Neuquén registra invierno atípico con lluvias y nieve inusual

El invierno que atraviesa Neuquén no es uno más. Las lluvias constantes en el Alto Valle, las intensas nevadas en la cordillera y una humedad muy superior a lo normal tienen una explicación que viene desde miles de kilómetros de distancia: el fenómeno climático de El Niño, que este año fue declarado oficialmente por los principales organismos meteorológicos internacionales.

Mauricio Gorostarzú, observador meteorológico de superficie y encargado de la Estación Meteorológica de Cipolletti, explicó a LM Neuquén que el comportamiento atípico del clima responde directamente a ese fenómeno oceánico-atmosférico. “Estamos transitando un año particular desde el punto de vista climático y meteorológico. La Administración Oceánica y Atmosférica de Estados Unidos (NOAA), la Organización Meteorológica Mundial y el Servicio Meteorológico Nacional ya declararon oficialmente el fenómeno de El Niño”, indicó.

*Material proporcionado*.
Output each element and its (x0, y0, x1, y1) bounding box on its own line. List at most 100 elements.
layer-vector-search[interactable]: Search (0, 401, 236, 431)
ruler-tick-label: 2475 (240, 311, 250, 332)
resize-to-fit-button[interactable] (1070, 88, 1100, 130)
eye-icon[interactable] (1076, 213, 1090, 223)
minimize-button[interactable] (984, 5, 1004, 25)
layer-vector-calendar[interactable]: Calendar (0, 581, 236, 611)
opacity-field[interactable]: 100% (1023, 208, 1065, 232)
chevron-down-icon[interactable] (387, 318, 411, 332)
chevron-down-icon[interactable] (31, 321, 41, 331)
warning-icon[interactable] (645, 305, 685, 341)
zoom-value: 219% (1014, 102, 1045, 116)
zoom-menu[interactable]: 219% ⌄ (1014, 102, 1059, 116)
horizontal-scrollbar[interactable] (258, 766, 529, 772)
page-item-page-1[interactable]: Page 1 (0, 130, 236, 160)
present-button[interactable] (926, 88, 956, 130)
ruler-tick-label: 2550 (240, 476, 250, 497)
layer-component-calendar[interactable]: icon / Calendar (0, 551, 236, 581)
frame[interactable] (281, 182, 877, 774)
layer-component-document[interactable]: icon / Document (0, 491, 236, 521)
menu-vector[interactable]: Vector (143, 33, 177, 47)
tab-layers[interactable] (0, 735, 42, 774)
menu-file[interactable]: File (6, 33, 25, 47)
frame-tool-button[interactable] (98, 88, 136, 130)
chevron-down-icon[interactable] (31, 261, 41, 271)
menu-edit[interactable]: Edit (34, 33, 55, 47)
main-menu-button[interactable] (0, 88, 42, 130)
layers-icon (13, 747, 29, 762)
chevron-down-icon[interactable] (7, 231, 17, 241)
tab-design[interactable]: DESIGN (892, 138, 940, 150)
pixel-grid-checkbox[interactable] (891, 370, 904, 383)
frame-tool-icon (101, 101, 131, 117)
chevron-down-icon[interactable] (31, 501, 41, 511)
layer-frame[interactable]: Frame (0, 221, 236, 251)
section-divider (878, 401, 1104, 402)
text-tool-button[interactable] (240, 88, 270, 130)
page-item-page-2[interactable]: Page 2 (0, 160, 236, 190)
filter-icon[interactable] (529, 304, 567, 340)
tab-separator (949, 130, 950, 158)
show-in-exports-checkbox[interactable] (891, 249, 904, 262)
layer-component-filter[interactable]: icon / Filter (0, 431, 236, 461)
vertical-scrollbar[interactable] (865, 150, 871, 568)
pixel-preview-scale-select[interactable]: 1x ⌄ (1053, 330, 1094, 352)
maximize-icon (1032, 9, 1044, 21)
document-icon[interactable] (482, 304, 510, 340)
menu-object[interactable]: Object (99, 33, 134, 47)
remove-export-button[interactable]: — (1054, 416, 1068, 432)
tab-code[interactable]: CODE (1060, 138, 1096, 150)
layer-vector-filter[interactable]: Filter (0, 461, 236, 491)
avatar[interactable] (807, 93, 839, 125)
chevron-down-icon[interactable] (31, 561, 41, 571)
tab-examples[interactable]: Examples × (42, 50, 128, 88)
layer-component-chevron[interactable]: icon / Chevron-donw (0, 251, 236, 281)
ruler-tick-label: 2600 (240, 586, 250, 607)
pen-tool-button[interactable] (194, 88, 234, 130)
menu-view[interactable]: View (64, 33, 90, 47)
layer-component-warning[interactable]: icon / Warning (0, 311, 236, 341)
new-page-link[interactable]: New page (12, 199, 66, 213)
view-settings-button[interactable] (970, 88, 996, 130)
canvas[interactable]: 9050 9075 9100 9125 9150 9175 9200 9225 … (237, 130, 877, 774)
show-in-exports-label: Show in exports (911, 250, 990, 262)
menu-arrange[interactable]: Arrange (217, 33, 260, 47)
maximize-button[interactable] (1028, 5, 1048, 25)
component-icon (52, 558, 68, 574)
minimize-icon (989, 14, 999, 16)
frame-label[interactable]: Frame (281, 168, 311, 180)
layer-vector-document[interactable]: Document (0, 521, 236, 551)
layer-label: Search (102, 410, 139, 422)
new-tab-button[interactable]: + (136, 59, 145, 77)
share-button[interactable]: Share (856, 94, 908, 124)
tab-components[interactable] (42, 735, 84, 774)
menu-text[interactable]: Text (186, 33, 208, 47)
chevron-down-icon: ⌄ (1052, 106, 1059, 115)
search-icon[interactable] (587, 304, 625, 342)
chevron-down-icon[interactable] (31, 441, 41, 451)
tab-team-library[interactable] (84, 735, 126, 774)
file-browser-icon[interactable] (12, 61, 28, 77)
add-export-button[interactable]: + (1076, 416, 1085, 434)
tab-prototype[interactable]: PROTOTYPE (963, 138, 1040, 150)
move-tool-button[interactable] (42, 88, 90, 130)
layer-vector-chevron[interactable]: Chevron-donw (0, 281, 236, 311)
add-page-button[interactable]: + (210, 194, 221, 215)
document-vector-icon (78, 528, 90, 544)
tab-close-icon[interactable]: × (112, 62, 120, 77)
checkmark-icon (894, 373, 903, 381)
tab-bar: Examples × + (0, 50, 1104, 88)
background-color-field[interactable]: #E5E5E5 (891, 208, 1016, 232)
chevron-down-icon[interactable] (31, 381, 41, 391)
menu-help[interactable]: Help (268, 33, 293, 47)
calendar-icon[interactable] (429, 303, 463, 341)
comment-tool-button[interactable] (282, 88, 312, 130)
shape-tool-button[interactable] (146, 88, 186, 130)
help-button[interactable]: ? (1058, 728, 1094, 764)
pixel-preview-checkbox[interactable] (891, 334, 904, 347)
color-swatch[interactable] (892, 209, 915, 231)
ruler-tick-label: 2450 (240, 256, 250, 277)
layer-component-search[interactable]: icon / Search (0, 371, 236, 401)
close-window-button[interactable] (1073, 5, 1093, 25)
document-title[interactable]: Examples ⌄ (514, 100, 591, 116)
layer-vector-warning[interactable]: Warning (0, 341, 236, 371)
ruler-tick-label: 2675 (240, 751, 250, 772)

*Completa lo siguiente*.
1. Según el texto sobre el invierno en Neuquén, ¿qué cargo ocupa Mauricio Gorostarzú?
2. Continúa el texto sobre el invierno en Neuquén a partir de su última oración.
No hace falta consultar los registros para resolver estas tareas.

*Respuestas escritas*.
1. Es observador meteorológico de superficie y encargado de la Estación Meteorológica de Cipolletti.

2.
El Niño se produce cuando aumenta la temperatura superficial del océano Pacífico ecuatorial por encima de lo normal. Gorostarzú detalló que actualmente hay sectores donde el agua está entre dos y tres grados por encima del promedio, lo que ubica al fenómeno en una categoría importante: “Es un Niño intenso. Incluso es comparable con los eventos de 1997 y 2015, que fueron algunos de los más extremos registrados”. En julio ya llovió casi siete veces más de lo normal en la región.

Aunque el fenómeno ocurre sobre el Pacífico ecuatorial, sus efectos modifican la circulación atmosférica en buena parte del planeta. “Al estar el agua más cálida de lo habitual se evapora una mayor cantidad de agua. Eso significa que hay mucho más vapor disponible en la atmósfera”, explicó el meteorólogo. Ese exceso de humedad es transportado por los sistemas meteorológicos que avanzan desde el océano hacia Sudamérica, generando más perturbaciones y sistemas frontales que ingresan a la cordillera con los vientos del oeste.

El resultado es un aumento tanto en la frecuencia como en la intensidad de las precipitaciones, ya sea en forma de lluvia o nieve. Este invierno atípico seguirá marcado por esas características mientras persista el fenómeno de El Niño.